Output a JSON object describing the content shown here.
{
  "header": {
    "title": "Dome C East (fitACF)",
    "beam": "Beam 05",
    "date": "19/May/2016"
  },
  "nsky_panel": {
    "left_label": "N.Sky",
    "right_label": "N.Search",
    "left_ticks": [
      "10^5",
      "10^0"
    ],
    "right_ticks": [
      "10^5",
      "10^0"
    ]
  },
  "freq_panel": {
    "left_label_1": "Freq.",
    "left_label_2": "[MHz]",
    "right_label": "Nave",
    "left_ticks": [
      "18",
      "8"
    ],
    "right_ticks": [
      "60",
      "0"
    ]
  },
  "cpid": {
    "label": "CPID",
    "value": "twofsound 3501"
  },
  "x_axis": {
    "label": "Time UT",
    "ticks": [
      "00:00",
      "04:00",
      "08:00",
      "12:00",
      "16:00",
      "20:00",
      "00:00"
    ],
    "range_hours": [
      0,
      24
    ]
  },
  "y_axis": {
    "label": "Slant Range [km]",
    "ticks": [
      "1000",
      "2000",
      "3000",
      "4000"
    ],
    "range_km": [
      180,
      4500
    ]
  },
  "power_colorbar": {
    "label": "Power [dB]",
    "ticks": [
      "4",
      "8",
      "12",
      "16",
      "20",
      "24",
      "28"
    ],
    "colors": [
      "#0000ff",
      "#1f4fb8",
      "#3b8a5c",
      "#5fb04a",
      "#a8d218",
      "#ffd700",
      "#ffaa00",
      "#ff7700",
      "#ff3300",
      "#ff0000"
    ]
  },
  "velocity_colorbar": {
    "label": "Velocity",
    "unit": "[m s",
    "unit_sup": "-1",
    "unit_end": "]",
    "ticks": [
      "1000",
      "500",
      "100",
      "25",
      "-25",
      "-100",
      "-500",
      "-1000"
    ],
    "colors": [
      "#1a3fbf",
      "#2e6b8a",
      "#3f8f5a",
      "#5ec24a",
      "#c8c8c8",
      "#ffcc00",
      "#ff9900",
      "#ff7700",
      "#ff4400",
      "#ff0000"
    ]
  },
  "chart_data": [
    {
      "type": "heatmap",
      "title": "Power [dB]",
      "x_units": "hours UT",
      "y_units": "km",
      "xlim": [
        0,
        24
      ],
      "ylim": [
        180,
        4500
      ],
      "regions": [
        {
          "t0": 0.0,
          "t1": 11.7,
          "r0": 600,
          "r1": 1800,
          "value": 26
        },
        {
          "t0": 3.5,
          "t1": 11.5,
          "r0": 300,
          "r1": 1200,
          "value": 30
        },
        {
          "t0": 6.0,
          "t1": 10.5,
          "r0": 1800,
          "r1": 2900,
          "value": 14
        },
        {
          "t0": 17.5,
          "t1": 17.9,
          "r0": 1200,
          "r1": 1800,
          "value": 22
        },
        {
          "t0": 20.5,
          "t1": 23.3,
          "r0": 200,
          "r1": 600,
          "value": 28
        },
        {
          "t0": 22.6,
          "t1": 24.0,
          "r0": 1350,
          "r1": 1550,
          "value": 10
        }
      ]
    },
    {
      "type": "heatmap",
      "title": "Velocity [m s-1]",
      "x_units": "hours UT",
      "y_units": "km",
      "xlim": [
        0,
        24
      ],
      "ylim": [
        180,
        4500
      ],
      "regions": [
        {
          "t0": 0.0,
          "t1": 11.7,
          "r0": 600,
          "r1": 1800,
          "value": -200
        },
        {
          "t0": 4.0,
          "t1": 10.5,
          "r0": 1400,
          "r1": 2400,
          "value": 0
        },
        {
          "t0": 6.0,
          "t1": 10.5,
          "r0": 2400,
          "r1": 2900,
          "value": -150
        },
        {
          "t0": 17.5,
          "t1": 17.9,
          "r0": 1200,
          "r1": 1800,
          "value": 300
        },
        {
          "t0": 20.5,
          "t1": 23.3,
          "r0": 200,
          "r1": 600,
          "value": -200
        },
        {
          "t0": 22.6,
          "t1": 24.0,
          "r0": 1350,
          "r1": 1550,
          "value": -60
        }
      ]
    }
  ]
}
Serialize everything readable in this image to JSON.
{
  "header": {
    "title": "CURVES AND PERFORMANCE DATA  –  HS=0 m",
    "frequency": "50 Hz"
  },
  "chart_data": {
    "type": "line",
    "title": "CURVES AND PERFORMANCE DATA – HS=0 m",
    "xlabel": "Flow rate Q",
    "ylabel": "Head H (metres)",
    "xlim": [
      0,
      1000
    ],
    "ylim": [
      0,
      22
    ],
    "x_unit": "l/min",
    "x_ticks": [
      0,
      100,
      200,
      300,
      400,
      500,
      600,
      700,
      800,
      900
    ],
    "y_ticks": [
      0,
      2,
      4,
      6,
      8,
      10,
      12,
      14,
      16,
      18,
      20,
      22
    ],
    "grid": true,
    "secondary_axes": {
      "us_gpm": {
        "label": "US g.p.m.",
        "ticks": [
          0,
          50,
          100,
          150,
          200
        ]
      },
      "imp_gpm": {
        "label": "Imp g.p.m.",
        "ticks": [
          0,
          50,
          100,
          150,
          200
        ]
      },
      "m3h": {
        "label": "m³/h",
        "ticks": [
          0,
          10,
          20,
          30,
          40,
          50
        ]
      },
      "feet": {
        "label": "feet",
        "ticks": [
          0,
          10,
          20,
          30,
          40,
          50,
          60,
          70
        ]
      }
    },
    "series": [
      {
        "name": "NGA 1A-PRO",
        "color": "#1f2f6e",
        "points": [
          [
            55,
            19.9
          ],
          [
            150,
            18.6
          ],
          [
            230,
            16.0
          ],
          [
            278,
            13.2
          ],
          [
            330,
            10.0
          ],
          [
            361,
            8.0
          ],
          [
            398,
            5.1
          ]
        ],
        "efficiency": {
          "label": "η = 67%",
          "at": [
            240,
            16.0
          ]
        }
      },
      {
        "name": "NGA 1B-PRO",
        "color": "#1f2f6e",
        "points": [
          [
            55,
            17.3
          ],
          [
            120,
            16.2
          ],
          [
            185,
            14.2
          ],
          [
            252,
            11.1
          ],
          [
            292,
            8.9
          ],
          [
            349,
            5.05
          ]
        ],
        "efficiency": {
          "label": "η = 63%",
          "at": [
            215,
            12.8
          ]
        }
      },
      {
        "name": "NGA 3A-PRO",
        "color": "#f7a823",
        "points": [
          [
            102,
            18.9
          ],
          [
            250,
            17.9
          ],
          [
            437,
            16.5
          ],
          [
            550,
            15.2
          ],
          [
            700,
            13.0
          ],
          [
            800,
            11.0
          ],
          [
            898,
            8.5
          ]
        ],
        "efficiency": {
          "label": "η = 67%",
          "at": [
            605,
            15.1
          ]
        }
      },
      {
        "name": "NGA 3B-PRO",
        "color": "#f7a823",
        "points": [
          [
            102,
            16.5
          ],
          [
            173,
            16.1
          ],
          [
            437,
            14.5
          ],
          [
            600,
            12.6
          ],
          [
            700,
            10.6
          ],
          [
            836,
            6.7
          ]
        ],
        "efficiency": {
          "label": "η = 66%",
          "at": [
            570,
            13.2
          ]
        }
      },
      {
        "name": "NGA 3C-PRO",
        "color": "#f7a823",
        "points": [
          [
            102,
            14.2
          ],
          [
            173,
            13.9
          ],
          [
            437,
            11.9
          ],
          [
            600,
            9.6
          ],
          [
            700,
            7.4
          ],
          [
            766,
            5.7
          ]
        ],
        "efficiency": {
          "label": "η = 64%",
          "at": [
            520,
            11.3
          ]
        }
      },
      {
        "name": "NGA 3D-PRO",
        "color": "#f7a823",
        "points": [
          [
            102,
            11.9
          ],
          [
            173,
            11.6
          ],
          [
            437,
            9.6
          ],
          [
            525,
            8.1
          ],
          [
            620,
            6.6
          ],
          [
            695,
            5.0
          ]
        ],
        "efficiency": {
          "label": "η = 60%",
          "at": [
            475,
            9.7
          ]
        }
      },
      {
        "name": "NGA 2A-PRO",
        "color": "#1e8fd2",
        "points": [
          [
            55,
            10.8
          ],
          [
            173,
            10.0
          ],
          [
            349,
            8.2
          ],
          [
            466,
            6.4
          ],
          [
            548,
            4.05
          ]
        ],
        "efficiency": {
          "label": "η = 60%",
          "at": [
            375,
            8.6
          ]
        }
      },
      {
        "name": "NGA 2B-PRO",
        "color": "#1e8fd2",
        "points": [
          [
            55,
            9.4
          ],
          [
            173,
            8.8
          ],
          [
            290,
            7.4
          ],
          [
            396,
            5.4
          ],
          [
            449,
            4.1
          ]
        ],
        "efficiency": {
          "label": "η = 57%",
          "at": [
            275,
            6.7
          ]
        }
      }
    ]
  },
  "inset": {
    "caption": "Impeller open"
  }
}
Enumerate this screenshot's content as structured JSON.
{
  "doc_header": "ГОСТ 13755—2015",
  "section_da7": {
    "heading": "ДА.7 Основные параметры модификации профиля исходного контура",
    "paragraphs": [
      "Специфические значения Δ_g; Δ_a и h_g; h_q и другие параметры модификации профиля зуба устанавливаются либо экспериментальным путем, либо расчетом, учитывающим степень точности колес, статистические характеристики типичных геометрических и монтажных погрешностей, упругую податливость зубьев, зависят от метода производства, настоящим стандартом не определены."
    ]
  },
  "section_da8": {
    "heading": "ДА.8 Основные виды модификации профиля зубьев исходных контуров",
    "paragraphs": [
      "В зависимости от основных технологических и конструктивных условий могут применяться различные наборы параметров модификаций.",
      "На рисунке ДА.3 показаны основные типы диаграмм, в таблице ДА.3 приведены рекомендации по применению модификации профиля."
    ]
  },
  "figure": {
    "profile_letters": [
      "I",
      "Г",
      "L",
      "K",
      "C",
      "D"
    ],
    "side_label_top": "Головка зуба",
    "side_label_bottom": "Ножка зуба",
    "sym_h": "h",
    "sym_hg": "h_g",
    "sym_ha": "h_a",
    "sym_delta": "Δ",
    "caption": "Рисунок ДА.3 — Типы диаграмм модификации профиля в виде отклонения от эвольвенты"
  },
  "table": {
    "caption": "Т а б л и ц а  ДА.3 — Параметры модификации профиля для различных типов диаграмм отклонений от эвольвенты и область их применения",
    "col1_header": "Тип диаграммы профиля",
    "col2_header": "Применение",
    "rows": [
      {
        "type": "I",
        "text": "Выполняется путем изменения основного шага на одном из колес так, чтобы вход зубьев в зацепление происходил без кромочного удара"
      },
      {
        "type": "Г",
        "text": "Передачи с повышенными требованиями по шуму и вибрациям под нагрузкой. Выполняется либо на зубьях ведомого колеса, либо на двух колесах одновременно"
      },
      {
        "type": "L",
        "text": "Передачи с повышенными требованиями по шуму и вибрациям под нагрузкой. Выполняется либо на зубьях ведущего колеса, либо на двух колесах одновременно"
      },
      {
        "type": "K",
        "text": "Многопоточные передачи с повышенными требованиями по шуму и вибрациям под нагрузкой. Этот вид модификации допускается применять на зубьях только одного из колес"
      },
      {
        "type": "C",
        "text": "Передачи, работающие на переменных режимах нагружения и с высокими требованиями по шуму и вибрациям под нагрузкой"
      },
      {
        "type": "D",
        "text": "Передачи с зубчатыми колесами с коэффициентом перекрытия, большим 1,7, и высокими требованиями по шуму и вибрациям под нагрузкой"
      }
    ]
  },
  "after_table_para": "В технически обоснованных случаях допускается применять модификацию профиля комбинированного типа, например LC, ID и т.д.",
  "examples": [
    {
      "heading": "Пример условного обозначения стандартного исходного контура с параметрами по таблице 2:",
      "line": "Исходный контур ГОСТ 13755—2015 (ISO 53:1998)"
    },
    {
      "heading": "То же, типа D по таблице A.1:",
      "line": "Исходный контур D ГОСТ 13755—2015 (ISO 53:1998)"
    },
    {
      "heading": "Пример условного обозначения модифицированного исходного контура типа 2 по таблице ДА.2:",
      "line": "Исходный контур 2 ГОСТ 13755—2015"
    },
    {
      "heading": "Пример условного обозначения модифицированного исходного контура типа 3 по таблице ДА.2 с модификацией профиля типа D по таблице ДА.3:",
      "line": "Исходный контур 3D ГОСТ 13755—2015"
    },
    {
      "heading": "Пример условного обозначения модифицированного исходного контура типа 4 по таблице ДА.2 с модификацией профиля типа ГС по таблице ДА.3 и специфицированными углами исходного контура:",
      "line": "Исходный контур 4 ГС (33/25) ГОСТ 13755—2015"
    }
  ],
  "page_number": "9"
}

■ EXERCISE REQUIREMENTS ■
Filter the entries above down to the lines containing the word "шуму".

■ SOLUTION TO THE PROBLEM ■
        "text": "Передачи с повышенными требованиями по шуму и вибрациям под нагрузкой. Выполняется либо на зубьях ведомого колеса, либо на двух колесах одновременно"
        "text": "Передачи с повышенными требованиями по шуму и вибрациям под нагрузкой. Выполняется либо на зубьях ведущего колеса, либо на двух колесах одновременно"
        "text": "Многопоточные передачи с повышенными требованиями по шуму и вибрациям под нагрузкой. Этот вид модификации допускается применять на зубьях только одного из колес"
        "text": "Передачи, работающие на переменных режимах нагружения и с высокими требованиями по шуму и вибрациям под нагрузкой"
        "text": "Передачи с зубчатыми колесами с коэффициентом перекрытия, большим 1,7, и высокими требованиями по шуму и вибрациям под нагрузкой"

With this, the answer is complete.